§ Stored dataset items
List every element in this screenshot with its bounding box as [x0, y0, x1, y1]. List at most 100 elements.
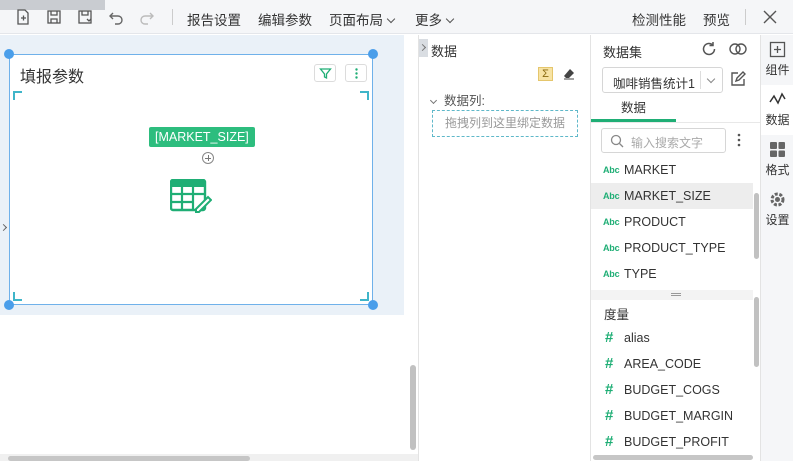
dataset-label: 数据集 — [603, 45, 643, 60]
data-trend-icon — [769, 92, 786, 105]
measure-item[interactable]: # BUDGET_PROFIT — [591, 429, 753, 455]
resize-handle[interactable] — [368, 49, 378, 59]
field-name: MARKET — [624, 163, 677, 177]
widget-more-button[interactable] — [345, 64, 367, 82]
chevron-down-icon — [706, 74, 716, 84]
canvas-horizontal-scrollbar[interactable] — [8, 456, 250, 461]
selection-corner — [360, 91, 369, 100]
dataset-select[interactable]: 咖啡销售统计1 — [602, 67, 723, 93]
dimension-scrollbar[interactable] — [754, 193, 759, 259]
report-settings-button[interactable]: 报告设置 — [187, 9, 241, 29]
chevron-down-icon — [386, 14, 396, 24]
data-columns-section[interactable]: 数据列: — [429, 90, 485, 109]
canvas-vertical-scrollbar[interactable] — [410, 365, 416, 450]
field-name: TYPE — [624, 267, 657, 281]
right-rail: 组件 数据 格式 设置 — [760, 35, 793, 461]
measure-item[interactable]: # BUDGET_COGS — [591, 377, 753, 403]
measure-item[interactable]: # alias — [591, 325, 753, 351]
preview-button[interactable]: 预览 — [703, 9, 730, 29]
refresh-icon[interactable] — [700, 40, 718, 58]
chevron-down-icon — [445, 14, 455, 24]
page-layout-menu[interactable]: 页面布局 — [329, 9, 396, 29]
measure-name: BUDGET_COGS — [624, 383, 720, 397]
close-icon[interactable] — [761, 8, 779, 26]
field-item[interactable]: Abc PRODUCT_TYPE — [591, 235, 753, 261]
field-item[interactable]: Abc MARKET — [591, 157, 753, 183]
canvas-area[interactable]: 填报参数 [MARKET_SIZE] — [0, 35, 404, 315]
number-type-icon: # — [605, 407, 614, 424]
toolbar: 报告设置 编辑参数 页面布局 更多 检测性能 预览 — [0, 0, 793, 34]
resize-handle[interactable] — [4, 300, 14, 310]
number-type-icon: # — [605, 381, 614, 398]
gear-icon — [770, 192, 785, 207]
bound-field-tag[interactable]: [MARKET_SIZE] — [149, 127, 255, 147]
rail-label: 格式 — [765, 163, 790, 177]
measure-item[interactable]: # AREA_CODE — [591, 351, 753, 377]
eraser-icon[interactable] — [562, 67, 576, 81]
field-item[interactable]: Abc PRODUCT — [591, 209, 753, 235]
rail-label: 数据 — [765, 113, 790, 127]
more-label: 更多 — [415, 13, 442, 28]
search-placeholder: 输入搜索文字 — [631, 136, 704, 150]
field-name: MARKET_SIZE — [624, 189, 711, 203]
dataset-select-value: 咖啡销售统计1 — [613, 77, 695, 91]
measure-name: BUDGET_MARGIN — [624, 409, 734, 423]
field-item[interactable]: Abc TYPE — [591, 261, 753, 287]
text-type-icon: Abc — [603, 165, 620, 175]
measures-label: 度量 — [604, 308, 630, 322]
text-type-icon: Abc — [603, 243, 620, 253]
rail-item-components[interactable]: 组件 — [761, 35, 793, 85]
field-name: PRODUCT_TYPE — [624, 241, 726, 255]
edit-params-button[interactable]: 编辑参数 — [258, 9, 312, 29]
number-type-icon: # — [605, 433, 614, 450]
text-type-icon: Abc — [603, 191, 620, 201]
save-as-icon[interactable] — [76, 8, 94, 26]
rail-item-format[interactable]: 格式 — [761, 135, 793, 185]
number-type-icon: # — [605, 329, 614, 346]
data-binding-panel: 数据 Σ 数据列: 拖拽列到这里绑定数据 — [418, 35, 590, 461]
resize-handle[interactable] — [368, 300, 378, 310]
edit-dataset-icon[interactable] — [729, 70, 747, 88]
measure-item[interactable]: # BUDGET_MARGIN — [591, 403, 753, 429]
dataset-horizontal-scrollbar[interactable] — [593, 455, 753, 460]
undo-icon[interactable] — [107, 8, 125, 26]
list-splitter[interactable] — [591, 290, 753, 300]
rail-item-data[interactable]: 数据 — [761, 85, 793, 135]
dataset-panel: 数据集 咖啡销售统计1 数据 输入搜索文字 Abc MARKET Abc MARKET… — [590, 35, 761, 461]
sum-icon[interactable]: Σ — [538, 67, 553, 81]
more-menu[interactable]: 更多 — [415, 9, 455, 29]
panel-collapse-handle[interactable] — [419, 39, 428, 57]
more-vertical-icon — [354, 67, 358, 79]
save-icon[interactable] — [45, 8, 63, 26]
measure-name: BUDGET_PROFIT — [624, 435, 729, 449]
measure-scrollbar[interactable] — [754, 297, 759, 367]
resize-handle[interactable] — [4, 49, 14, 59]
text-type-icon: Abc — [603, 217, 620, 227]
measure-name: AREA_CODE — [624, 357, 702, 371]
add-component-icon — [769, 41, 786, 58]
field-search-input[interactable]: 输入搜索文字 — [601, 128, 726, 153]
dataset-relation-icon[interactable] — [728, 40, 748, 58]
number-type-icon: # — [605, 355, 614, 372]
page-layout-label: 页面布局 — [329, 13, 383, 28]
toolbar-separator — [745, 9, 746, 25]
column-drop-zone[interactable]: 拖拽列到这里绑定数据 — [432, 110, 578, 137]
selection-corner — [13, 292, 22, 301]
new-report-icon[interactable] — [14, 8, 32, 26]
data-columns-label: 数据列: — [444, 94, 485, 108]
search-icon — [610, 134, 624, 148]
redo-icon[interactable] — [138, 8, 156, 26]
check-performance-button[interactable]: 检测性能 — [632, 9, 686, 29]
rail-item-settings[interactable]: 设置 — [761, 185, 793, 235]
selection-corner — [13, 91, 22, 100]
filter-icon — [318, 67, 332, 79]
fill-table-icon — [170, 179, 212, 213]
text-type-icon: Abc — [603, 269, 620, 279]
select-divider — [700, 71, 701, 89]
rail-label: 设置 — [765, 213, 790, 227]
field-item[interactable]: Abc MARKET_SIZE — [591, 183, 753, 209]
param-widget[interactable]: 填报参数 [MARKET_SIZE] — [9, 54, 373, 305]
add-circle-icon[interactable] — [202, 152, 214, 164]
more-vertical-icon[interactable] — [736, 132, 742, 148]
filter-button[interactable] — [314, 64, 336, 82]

§ WHAT YOU NEED TO DO
Write out the rows above line for line, leaving out the pictures.

§ RESULT FOR THIS EXERCISE
List every element in this screenshot with its bounding box as [x0, y0, x1, y1]. List at most 100 elements.
dataset-label: 数据集 — [603, 45, 643, 60]
data-trend-icon — [769, 92, 786, 105]
measure-item[interactable]: # BUDGET_PROFIT — [591, 429, 753, 455]
resize-handle[interactable] — [368, 49, 378, 59]
field-name: MARKET — [624, 163, 677, 177]
widget-more-button[interactable] — [345, 64, 367, 82]
chevron-down-icon — [706, 74, 716, 84]
canvas-horizontal-scrollbar[interactable] — [8, 456, 250, 461]
selection-corner — [360, 91, 369, 100]
dataset-select[interactable]: 咖啡销售统计1 — [602, 67, 723, 93]
dimension-scrollbar[interactable] — [754, 193, 759, 259]
report-settings-button[interactable]: 报告设置 — [187, 9, 241, 29]
chevron-down-icon — [386, 14, 396, 24]
data-columns-section[interactable]: 数据列: — [429, 90, 485, 109]
canvas-vertical-scrollbar[interactable] — [410, 365, 416, 450]
field-name: TYPE — [624, 267, 657, 281]
right-rail: 组件 数据 格式 设置 — [760, 35, 793, 461]
measure-item[interactable]: # BUDGET_COGS — [591, 377, 753, 403]
measure-item[interactable]: # alias — [591, 325, 753, 351]
preview-button[interactable]: 预览 — [703, 9, 730, 29]
refresh-icon[interactable] — [700, 40, 718, 58]
chevron-down-icon — [445, 14, 455, 24]
page-layout-menu[interactable]: 页面布局 — [329, 9, 396, 29]
measure-name: BUDGET_COGS — [624, 383, 720, 397]
close-icon[interactable] — [761, 8, 779, 26]
field-item[interactable]: Abc PRODUCT_TYPE — [591, 235, 753, 261]
field-item[interactable]: Abc MARKET — [591, 157, 753, 183]
canvas-area[interactable]: 填报参数 [MARKET_SIZE] — [0, 35, 404, 315]
number-type-icon: # — [605, 407, 614, 424]
toolbar: 报告设置 编辑参数 页面布局 更多 检测性能 预览 — [0, 0, 793, 34]
resize-handle[interactable] — [4, 300, 14, 310]
number-type-icon: # — [605, 381, 614, 398]
gear-icon — [770, 192, 785, 207]
bound-field-tag[interactable]: [MARKET_SIZE] — [149, 127, 255, 147]
rail-label: 格式 — [765, 163, 790, 177]
measure-item[interactable]: # AREA_CODE — [591, 351, 753, 377]
eraser-icon[interactable] — [562, 67, 576, 81]
field-item[interactable]: Abc PRODUCT — [591, 209, 753, 235]
rail-label: 数据 — [765, 113, 790, 127]
more-label: 更多 — [415, 13, 442, 28]
search-placeholder: 输入搜索文字 — [631, 136, 704, 150]
field-name: MARKET_SIZE — [624, 189, 711, 203]
dataset-select-value: 咖啡销售统计1 — [613, 77, 695, 91]
measure-name: BUDGET_MARGIN — [624, 409, 734, 423]
field-item[interactable]: Abc TYPE — [591, 261, 753, 287]
text-type-icon: Abc — [603, 165, 620, 175]
measures-label: 度量 — [604, 308, 630, 322]
text-type-icon: Abc — [603, 243, 620, 253]
rail-item-components[interactable]: 组件 — [761, 35, 793, 85]
field-name: PRODUCT_TYPE — [624, 241, 726, 255]
edit-params-button[interactable]: 编辑参数 — [258, 9, 312, 29]
number-type-icon: # — [605, 433, 614, 450]
text-type-icon: Abc — [603, 191, 620, 201]
save-as-icon[interactable] — [76, 8, 94, 26]
rail-item-format[interactable]: 格式 — [761, 135, 793, 185]
number-type-icon: # — [605, 329, 614, 346]
data-binding-panel: 数据 Σ 数据列: 拖拽列到这里绑定数据 — [418, 35, 590, 461]
resize-handle[interactable] — [368, 300, 378, 310]
edit-dataset-icon[interactable] — [729, 70, 747, 88]
measure-item[interactable]: # BUDGET_MARGIN — [591, 403, 753, 429]
dataset-horizontal-scrollbar[interactable] — [593, 455, 753, 460]
undo-icon[interactable] — [107, 8, 125, 26]
list-splitter[interactable] — [591, 290, 753, 300]
rail-item-data[interactable]: 数据 — [761, 85, 793, 135]
dataset-panel: 数据集 咖啡销售统计1 数据 输入搜索文字 Abc MARKET Abc MARKET… — [590, 35, 761, 461]
sum-icon[interactable]: Σ — [538, 67, 553, 81]
more-menu[interactable]: 更多 — [415, 9, 455, 29]
panel-collapse-handle[interactable] — [419, 39, 428, 57]
more-vertical-icon — [354, 67, 358, 79]
save-icon[interactable] — [45, 8, 63, 26]
measure-name: BUDGET_PROFIT — [624, 435, 729, 449]
measure-scrollbar[interactable] — [754, 297, 759, 367]
resize-handle[interactable] — [4, 49, 14, 59]
text-type-icon: Abc — [603, 217, 620, 227]
measure-name: AREA_CODE — [624, 357, 702, 371]
add-component-icon — [769, 41, 786, 58]
field-search-input[interactable]: 输入搜索文字 — [601, 128, 726, 153]
dataset-relation-icon[interactable] — [728, 40, 748, 58]
number-type-icon: # — [605, 355, 614, 372]
page-layout-label: 页面布局 — [329, 13, 383, 28]
toolbar-separator — [745, 9, 746, 25]
column-drop-zone[interactable]: 拖拽列到这里绑定数据 — [432, 110, 578, 137]
selection-corner — [13, 292, 22, 301]
new-report-icon[interactable] — [14, 8, 32, 26]
data-columns-label: 数据列: — [444, 94, 485, 108]
search-icon — [610, 134, 624, 148]
redo-icon[interactable] — [138, 8, 156, 26]
check-performance-button[interactable]: 检测性能 — [632, 9, 686, 29]
rail-item-settings[interactable]: 设置 — [761, 185, 793, 235]
selection-corner — [13, 91, 22, 100]
filter-icon — [318, 67, 332, 79]
fill-table-icon — [170, 179, 212, 213]
text-type-icon: Abc — [603, 269, 620, 279]
select-divider — [700, 71, 701, 89]
rail-label: 设置 — [765, 213, 790, 227]
field-item[interactable]: Abc MARKET_SIZE — [591, 183, 753, 209]
param-widget[interactable]: 填报参数 [MARKET_SIZE] — [9, 54, 373, 305]
add-circle-icon[interactable] — [202, 152, 214, 164]
more-vertical-icon[interactable] — [736, 132, 742, 148]
filter-button[interactable] — [314, 64, 336, 82]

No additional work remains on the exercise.